Set exercise: Output each line of the listing below as a numbered list, skipping any blank lines.
§
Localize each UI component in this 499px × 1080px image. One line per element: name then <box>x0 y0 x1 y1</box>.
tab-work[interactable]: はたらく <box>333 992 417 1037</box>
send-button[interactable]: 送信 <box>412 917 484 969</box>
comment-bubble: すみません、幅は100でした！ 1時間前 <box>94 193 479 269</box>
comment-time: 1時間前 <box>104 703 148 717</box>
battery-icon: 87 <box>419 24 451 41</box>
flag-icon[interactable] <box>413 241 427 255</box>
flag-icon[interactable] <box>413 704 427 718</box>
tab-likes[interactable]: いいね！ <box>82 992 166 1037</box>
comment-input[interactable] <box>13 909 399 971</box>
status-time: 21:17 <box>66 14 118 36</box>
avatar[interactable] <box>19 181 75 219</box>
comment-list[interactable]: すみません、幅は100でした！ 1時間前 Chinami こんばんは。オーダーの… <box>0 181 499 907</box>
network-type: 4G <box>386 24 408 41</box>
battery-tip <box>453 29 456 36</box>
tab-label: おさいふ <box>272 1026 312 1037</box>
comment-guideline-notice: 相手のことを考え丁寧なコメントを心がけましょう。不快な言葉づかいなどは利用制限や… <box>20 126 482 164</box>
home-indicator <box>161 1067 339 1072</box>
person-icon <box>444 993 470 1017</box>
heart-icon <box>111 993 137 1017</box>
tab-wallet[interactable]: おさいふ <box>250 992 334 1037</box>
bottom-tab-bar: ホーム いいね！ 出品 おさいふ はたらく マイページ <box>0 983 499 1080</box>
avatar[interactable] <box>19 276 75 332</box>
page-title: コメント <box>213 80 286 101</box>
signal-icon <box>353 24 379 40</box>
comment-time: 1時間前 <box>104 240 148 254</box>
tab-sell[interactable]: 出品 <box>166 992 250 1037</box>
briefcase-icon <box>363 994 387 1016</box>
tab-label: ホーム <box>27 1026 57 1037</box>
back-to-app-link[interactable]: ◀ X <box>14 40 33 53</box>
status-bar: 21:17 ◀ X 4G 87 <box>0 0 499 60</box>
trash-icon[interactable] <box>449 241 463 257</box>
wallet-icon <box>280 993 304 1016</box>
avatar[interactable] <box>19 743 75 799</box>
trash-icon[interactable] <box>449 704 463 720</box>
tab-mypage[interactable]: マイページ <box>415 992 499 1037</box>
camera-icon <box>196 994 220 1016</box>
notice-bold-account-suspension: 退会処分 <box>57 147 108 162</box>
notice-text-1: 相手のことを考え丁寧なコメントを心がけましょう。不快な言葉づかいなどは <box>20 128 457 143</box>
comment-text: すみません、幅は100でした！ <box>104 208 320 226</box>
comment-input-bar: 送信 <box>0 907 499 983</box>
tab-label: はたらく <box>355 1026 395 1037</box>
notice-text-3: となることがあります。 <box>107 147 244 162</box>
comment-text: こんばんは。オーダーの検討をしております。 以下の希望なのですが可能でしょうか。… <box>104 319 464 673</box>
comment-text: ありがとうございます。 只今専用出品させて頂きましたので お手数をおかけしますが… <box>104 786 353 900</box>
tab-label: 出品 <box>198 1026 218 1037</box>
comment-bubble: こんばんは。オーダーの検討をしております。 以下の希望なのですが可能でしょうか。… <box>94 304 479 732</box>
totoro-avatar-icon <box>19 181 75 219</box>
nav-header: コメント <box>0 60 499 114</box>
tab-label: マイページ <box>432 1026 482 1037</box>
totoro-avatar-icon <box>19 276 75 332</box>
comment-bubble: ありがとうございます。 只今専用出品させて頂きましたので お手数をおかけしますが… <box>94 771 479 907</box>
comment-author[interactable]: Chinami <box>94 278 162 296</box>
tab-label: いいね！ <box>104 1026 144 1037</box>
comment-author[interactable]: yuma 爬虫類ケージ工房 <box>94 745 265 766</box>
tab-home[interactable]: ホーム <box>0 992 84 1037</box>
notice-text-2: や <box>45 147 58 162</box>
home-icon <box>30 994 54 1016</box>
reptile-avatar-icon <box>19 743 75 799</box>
§
Task solution:
1. Localize each UI component in this 499px × 1080px image. One line per element: name then <box>x0 y0 x1 y1</box>.
2. tab-work[interactable]: はたらく <box>333 992 417 1037</box>
3. send-button[interactable]: 送信 <box>412 917 484 969</box>
4. comment-bubble: すみません、幅は100でした！ 1時間前 <box>94 193 479 269</box>
5. comment-time: 1時間前 <box>104 703 148 717</box>
6. battery-icon: 87 <box>419 24 451 41</box>
7. flag-icon[interactable] <box>413 241 427 255</box>
8. flag-icon[interactable] <box>413 704 427 718</box>
9. tab-likes[interactable]: いいね！ <box>82 992 166 1037</box>
10. comment-input[interactable] <box>13 909 399 971</box>
11. status-time: 21:17 <box>66 14 118 36</box>
12. avatar[interactable] <box>19 181 75 219</box>
13. comment-list[interactable]: すみません、幅は100でした！ 1時間前 Chinami こんばんは。オーダーの… <box>0 181 499 907</box>
14. network-type: 4G <box>386 24 408 41</box>
15. battery-tip <box>453 29 456 36</box>
16. tab-label: おさいふ <box>272 1026 312 1037</box>
17. comment-guideline-notice: 相手のことを考え丁寧なコメントを心がけましょう。不快な言葉づかいなどは利用制限や… <box>20 126 482 164</box>
18. home-indicator <box>161 1067 339 1072</box>
19. person-icon <box>444 993 470 1017</box>
20. heart-icon <box>111 993 137 1017</box>
21. tab-wallet[interactable]: おさいふ <box>250 992 334 1037</box>
22. bottom-tab-bar: ホーム いいね！ 出品 おさいふ はたらく マイページ <box>0 983 499 1080</box>
23. avatar[interactable] <box>19 276 75 332</box>
24. page-title: コメント <box>213 80 286 101</box>
25. signal-icon <box>353 24 379 40</box>
26. comment-time: 1時間前 <box>104 240 148 254</box>
27. tab-sell[interactable]: 出品 <box>166 992 250 1037</box>
28. briefcase-icon <box>363 994 387 1016</box>
29. tab-label: ホーム <box>27 1026 57 1037</box>
30. back-to-app-link[interactable]: ◀ X <box>14 40 33 53</box>
31. status-bar: 21:17 ◀ X 4G 87 <box>0 0 499 60</box>
32. trash-icon[interactable] <box>449 241 463 257</box>
33. wallet-icon <box>280 993 304 1016</box>
34. avatar[interactable] <box>19 743 75 799</box>
35. trash-icon[interactable] <box>449 704 463 720</box>
36. tab-mypage[interactable]: マイページ <box>415 992 499 1037</box>
37. camera-icon <box>196 994 220 1016</box>
38. notice-bold-account-suspension: 退会処分 <box>57 147 108 162</box>
39. notice-text-1: 相手のことを考え丁寧なコメントを心がけましょう。不快な言葉づかいなどは <box>20 128 457 143</box>
40. comment-text: すみません、幅は100でした！ <box>104 208 320 226</box>
41. comment-input-bar: 送信 <box>0 907 499 983</box>
42. tab-label: はたらく <box>355 1026 395 1037</box>
43. notice-text-3: となることがあります。 <box>107 147 244 162</box>
44. comment-text: こんばんは。オーダーの検討をしております。 以下の希望なのですが可能でしょうか。… <box>104 319 464 673</box>
45. comment-text: ありがとうございます。 只今専用出品させて頂きましたので お手数をおかけしますが… <box>104 786 353 900</box>
46. tab-label: 出品 <box>198 1026 218 1037</box>
47. comment-bubble: こんばんは。オーダーの検討をしております。 以下の希望なのですが可能でしょうか。… <box>94 304 479 732</box>
48. totoro-avatar-icon <box>19 181 75 219</box>
49. nav-header: コメント <box>0 60 499 114</box>
50. tab-label: マイページ <box>432 1026 482 1037</box>
51. totoro-avatar-icon <box>19 276 75 332</box>
52. comment-bubble: ありがとうございます。 只今専用出品させて頂きましたので お手数をおかけしますが… <box>94 771 479 907</box>
53. comment-author[interactable]: Chinami <box>94 278 162 296</box>
54. tab-label: いいね！ <box>104 1026 144 1037</box>
55. comment-author[interactable]: yuma 爬虫類ケージ工房 <box>94 745 265 766</box>
56. tab-home[interactable]: ホーム <box>0 992 84 1037</box>
57. notice-text-2: や <box>45 147 58 162</box>
58. home-icon <box>30 994 54 1016</box>
59. reptile-avatar-icon <box>19 743 75 799</box>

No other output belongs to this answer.